- **Material for this exercise**:
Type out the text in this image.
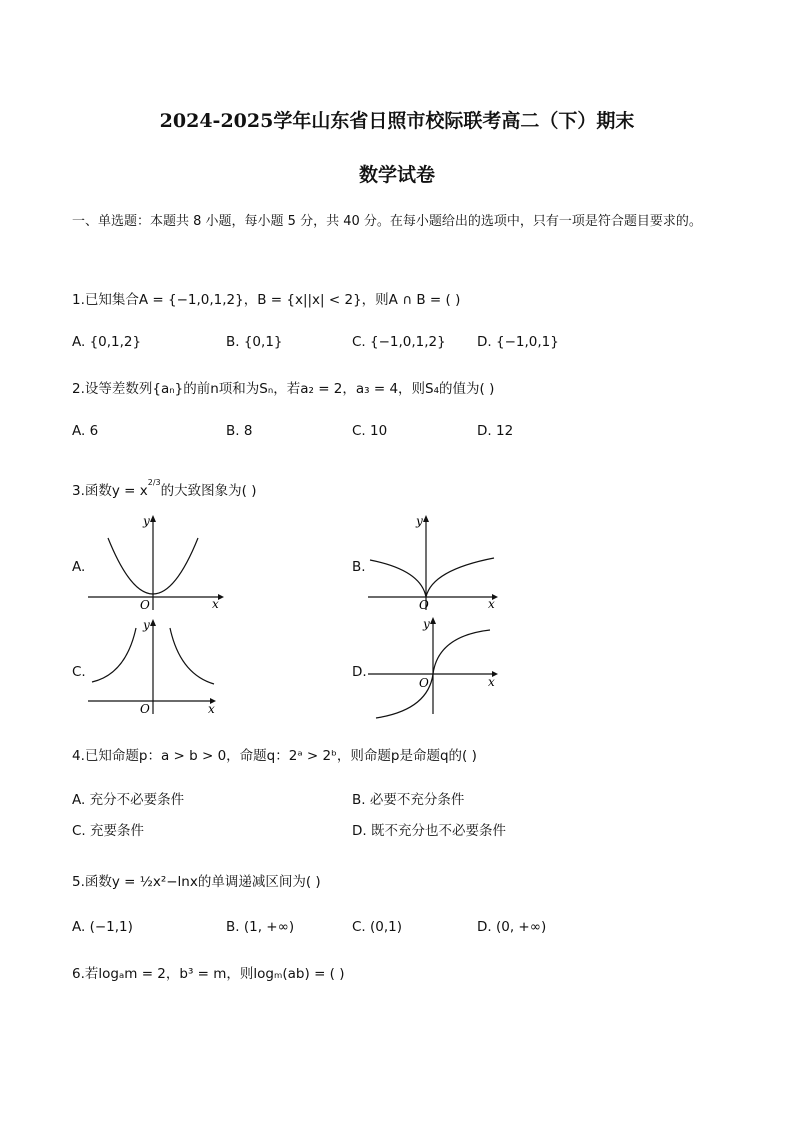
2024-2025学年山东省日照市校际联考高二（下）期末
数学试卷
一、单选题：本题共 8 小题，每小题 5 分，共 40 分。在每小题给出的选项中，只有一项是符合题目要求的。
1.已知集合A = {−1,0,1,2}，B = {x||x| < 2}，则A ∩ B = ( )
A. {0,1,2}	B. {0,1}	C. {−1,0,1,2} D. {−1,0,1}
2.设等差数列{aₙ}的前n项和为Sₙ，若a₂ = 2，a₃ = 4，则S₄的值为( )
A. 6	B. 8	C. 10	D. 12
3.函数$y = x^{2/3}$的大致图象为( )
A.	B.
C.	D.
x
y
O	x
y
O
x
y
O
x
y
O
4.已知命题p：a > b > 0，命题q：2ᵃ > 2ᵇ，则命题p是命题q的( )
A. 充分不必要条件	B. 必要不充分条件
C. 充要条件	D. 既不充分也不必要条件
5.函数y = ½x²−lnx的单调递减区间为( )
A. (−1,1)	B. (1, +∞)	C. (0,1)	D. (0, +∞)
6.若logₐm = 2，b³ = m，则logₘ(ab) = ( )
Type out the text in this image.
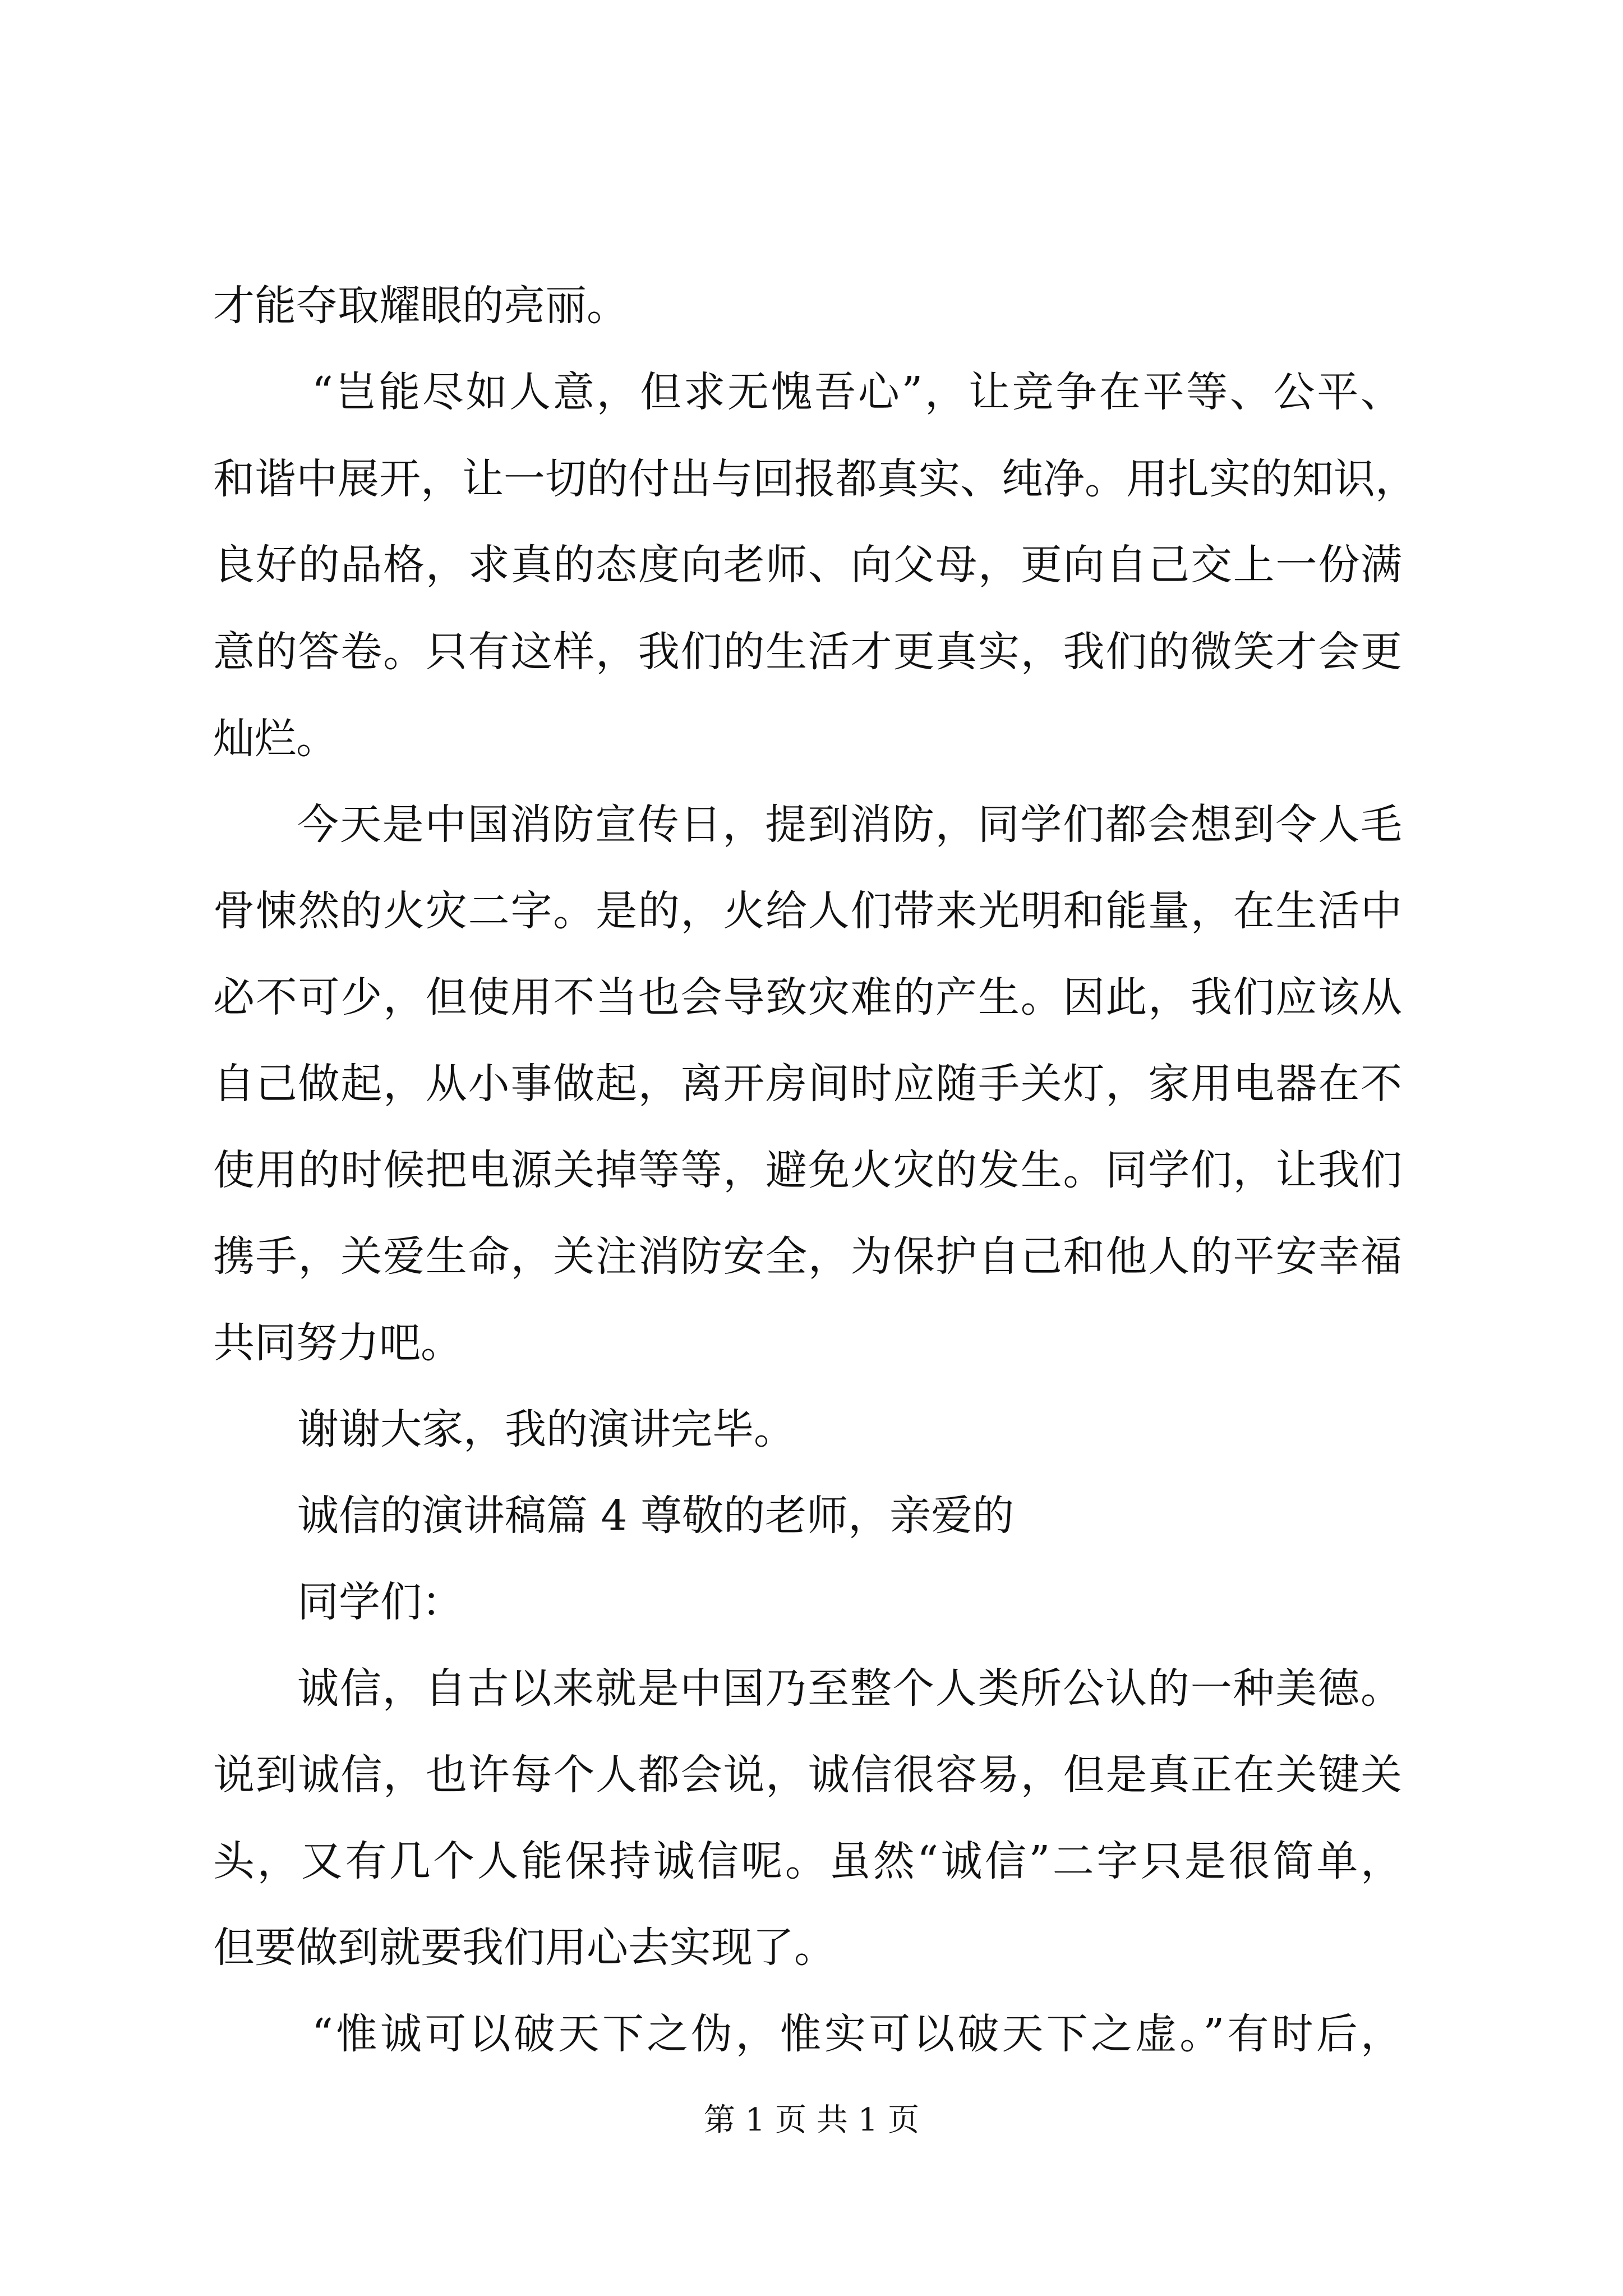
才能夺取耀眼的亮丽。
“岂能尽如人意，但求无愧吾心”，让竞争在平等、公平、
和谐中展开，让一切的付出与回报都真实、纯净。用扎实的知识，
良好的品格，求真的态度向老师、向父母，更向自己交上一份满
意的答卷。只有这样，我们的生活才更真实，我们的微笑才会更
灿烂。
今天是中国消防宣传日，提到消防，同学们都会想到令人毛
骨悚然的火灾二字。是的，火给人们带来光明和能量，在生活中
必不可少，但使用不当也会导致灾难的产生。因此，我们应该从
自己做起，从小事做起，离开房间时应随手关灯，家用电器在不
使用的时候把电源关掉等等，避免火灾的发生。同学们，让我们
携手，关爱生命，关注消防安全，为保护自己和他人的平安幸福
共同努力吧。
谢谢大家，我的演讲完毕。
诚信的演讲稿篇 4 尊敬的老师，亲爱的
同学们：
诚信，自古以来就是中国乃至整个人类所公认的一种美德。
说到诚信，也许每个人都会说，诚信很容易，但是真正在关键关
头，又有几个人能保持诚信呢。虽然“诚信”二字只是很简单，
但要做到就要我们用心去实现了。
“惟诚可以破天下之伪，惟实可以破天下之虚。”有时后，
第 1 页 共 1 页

- **What to do**:
Take the data above and repeat it exactly, leaving each picture out.

- **Exercise output**:
Type out the text in this image.
2024-2025学年山东省日照市校际联考高二（下）期末
数学试卷
一、单选题：本题共 8 小题，每小题 5 分，共 40 分。在每小题给出的选项中，只有一项是符合题目要求的。
1.已知集合A = {−1,0,1,2}，B = {x||x| < 2}，则A ∩ B = ( )
A. {0,1,2}	B. {0,1}	C. {−1,0,1,2} D. {−1,0,1}
2.设等差数列{aₙ}的前n项和为Sₙ，若a₂ = 2，a₃ = 4，则S₄的值为( )
A. 6	B. 8	C. 10	D. 12
3.函数$y = x^{2/3}$的大致图象为( )
A.	B.
C.	D.
x
y
O	x
y
O
x
y
O
x
y
O
4.已知命题p：a > b > 0，命题q：2ᵃ > 2ᵇ，则命题p是命题q的( )
A. 充分不必要条件	B. 必要不充分条件
C. 充要条件	D. 既不充分也不必要条件
5.函数y = ½x²−lnx的单调递减区间为( )
A. (−1,1)	B. (1, +∞)	C. (0,1)	D. (0, +∞)
6.若logₐm = 2，b³ = m，则logₘ(ab) = ( )
Type out the text in this image.
才能夺取耀眼的亮丽。
“岂能尽如人意，但求无愧吾心”，让竞争在平等、公平、
和谐中展开，让一切的付出与回报都真实、纯净。用扎实的知识，
良好的品格，求真的态度向老师、向父母，更向自己交上一份满
意的答卷。只有这样，我们的生活才更真实，我们的微笑才会更
灿烂。
今天是中国消防宣传日，提到消防，同学们都会想到令人毛
骨悚然的火灾二字。是的，火给人们带来光明和能量，在生活中
必不可少，但使用不当也会导致灾难的产生。因此，我们应该从
自己做起，从小事做起，离开房间时应随手关灯，家用电器在不
使用的时候把电源关掉等等，避免火灾的发生。同学们，让我们
携手，关爱生命，关注消防安全，为保护自己和他人的平安幸福
共同努力吧。
谢谢大家，我的演讲完毕。
诚信的演讲稿篇 4 尊敬的老师，亲爱的
同学们：
诚信，自古以来就是中国乃至整个人类所公认的一种美德。
说到诚信，也许每个人都会说，诚信很容易，但是真正在关键关
头，又有几个人能保持诚信呢。虽然“诚信”二字只是很简单，
但要做到就要我们用心去实现了。
“惟诚可以破天下之伪，惟实可以破天下之虚。”有时后，
第 1 页 共 1 页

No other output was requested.